Stored data entries:
* * *

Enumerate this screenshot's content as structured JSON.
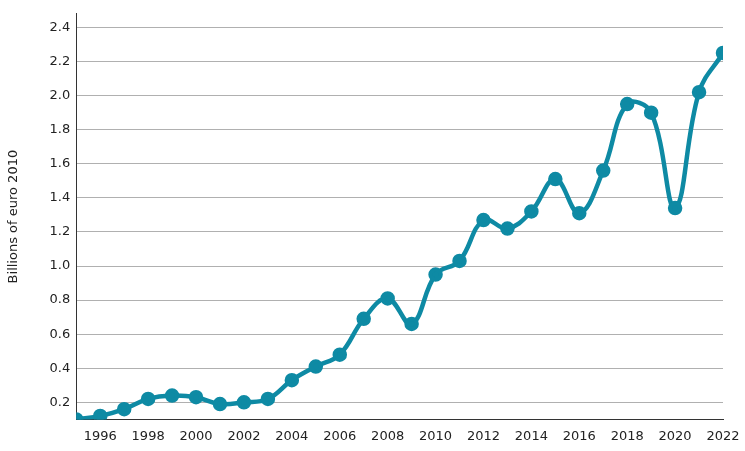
{
  "chart_data": {
    "type": "line",
    "y_label": "Billions of euro 2010",
    "x": [
      1995,
      1996,
      1997,
      1998,
      1999,
      2000,
      2001,
      2002,
      2003,
      2004,
      2005,
      2006,
      2007,
      2008,
      2009,
      2010,
      2011,
      2012,
      2013,
      2014,
      2015,
      2016,
      2017,
      2018,
      2019,
      2020,
      2021,
      2022
    ],
    "values": [
      0.1,
      0.12,
      0.16,
      0.22,
      0.24,
      0.23,
      0.19,
      0.2,
      0.22,
      0.33,
      0.41,
      0.48,
      0.69,
      0.81,
      0.66,
      0.95,
      1.03,
      1.27,
      1.22,
      1.32,
      1.51,
      1.31,
      1.56,
      1.95,
      1.9,
      1.34,
      2.02,
      2.25
    ],
    "color": "#0e8aa4",
    "marker": "circle",
    "line_style": "solid",
    "xlim": [
      1995,
      2022
    ],
    "xticks": [
      1996,
      1998,
      2000,
      2002,
      2004,
      2006,
      2008,
      2010,
      2012,
      2014,
      2016,
      2018,
      2020,
      2022
    ],
    "ylim": [
      0.1,
      2.48
    ],
    "yticks": [
      0.2,
      0.4,
      0.6,
      0.8,
      {
        "value": 1,
        "label": "1.0"
      },
      1.2,
      1.4,
      1.6,
      1.8,
      {
        "value": 2,
        "label": "2.0"
      },
      2.2,
      2.4
    ],
    "grid": true
  }
}
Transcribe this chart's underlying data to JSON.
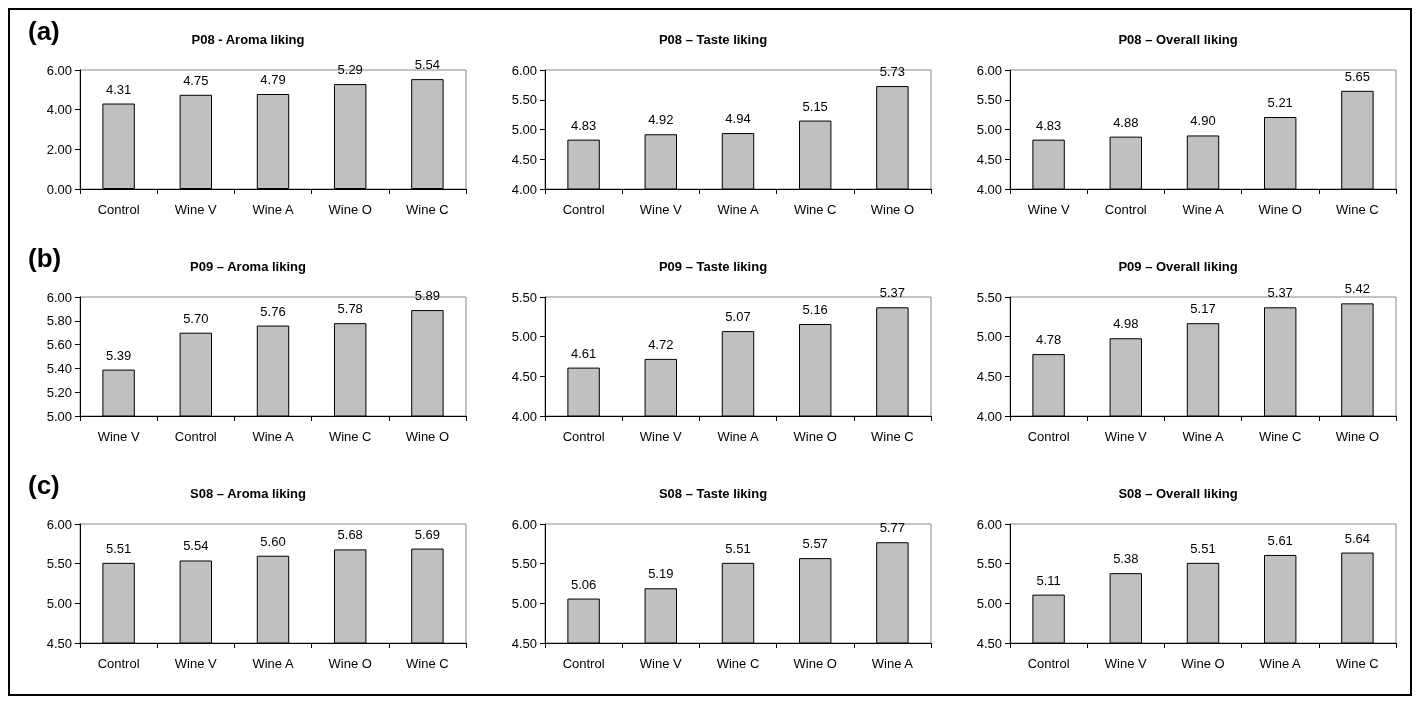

* * *

== Given instruction ==
Copy the material above in full and exactly, skipping pictures.

== Completed task ==
Enumerate this screenshot's content as structured JSON.
{
  "chart_data": {
    "type": "line",
    "y_label": "Billions of euro 2010",
    "x": [
      1995,
      1996,
      1997,
      1998,
      1999,
      2000,
      2001,
      2002,
      2003,
      2004,
      2005,
      2006,
      2007,
      2008,
      2009,
      2010,
      2011,
      2012,
      2013,
      2014,
      2015,
      2016,
      2017,
      2018,
      2019,
      2020,
      2021,
      2022
    ],
    "values": [
      0.1,
      0.12,
      0.16,
      0.22,
      0.24,
      0.23,
      0.19,
      0.2,
      0.22,
      0.33,
      0.41,
      0.48,
      0.69,
      0.81,
      0.66,
      0.95,
      1.03,
      1.27,
      1.22,
      1.32,
      1.51,
      1.31,
      1.56,
      1.95,
      1.9,
      1.34,
      2.02,
      2.25
    ],
    "color": "#0e8aa4",
    "marker": "circle",
    "line_style": "solid",
    "xlim": [
      1995,
      2022
    ],
    "xticks": [
      1996,
      1998,
      2000,
      2002,
      2004,
      2006,
      2008,
      2010,
      2012,
      2014,
      2016,
      2018,
      2020,
      2022
    ],
    "ylim": [
      0.1,
      2.48
    ],
    "yticks": [
      0.2,
      0.4,
      0.6,
      0.8,
      {
        "value": 1,
        "label": "1.0"
      },
      1.2,
      1.4,
      1.6,
      1.8,
      {
        "value": 2,
        "label": "2.0"
      },
      2.2,
      2.4
    ],
    "grid": true
  }
}
Transcribe this chart's underlying data to JSON.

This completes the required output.